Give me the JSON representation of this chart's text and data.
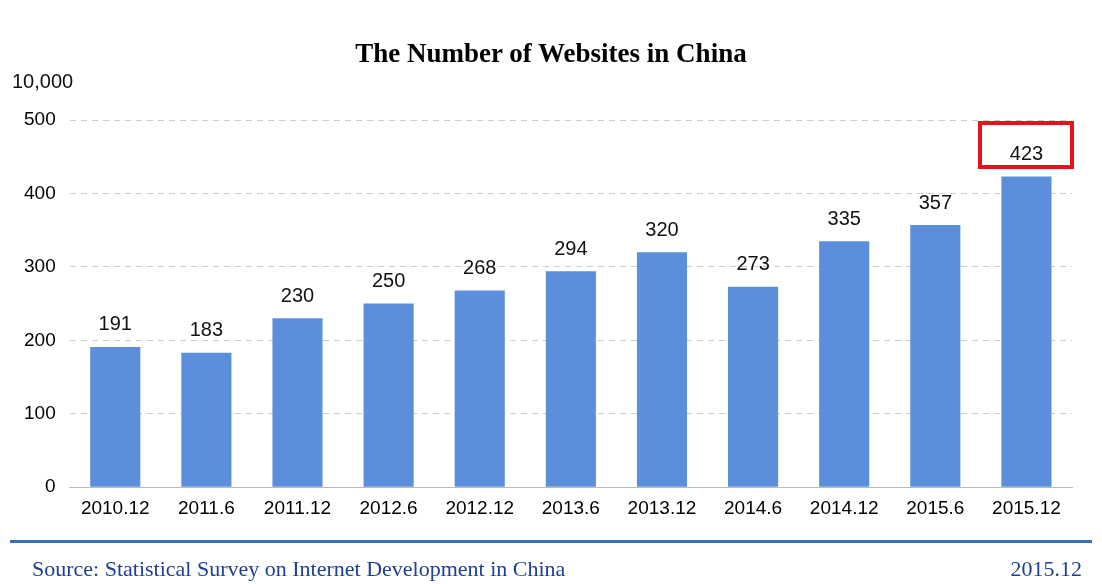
{
  "chart_data": {
    "type": "bar",
    "title": "The Number of Websites in China",
    "ylabel": "10,000",
    "categories": [
      "2010.12",
      "2011.6",
      "2011.12",
      "2012.6",
      "2012.12",
      "2013.6",
      "2013.12",
      "2014.6",
      "2014.12",
      "2015.6",
      "2015.12"
    ],
    "values": [
      191,
      183,
      230,
      250,
      268,
      294,
      320,
      273,
      335,
      357,
      423
    ],
    "color": "#5b8fdb",
    "ylim": [
      0,
      500
    ],
    "yticks": [
      0,
      100,
      200,
      300,
      400,
      500
    ],
    "grid": "y",
    "data_labels": true,
    "legend": false,
    "annotations": [
      "Source: Statistical Survey on Internet Development in China",
      "2015.12"
    ]
  }
}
=======
▶ Stated task: Omit the pictures and reproduce the listing exactly.

▶ Output for this task:
Give me the JSON representation of this chart's text and data.
{
  "chart_data": {
    "type": "bar",
    "title": "The Number of Websites in China",
    "ylabel": "10,000",
    "categories": [
      "2010.12",
      "2011.6",
      "2011.12",
      "2012.6",
      "2012.12",
      "2013.6",
      "2013.12",
      "2014.6",
      "2014.12",
      "2015.6",
      "2015.12"
    ],
    "values": [
      191,
      183,
      230,
      250,
      268,
      294,
      320,
      273,
      335,
      357,
      423
    ],
    "color": "#5b8fdb",
    "ylim": [
      0,
      500
    ],
    "yticks": [
      0,
      100,
      200,
      300,
      400,
      500
    ],
    "grid": "y",
    "data_labels": true,
    "legend": false,
    "annotations": [
      "Source: Statistical Survey on Internet Development in China",
      "2015.12"
    ]
  }
}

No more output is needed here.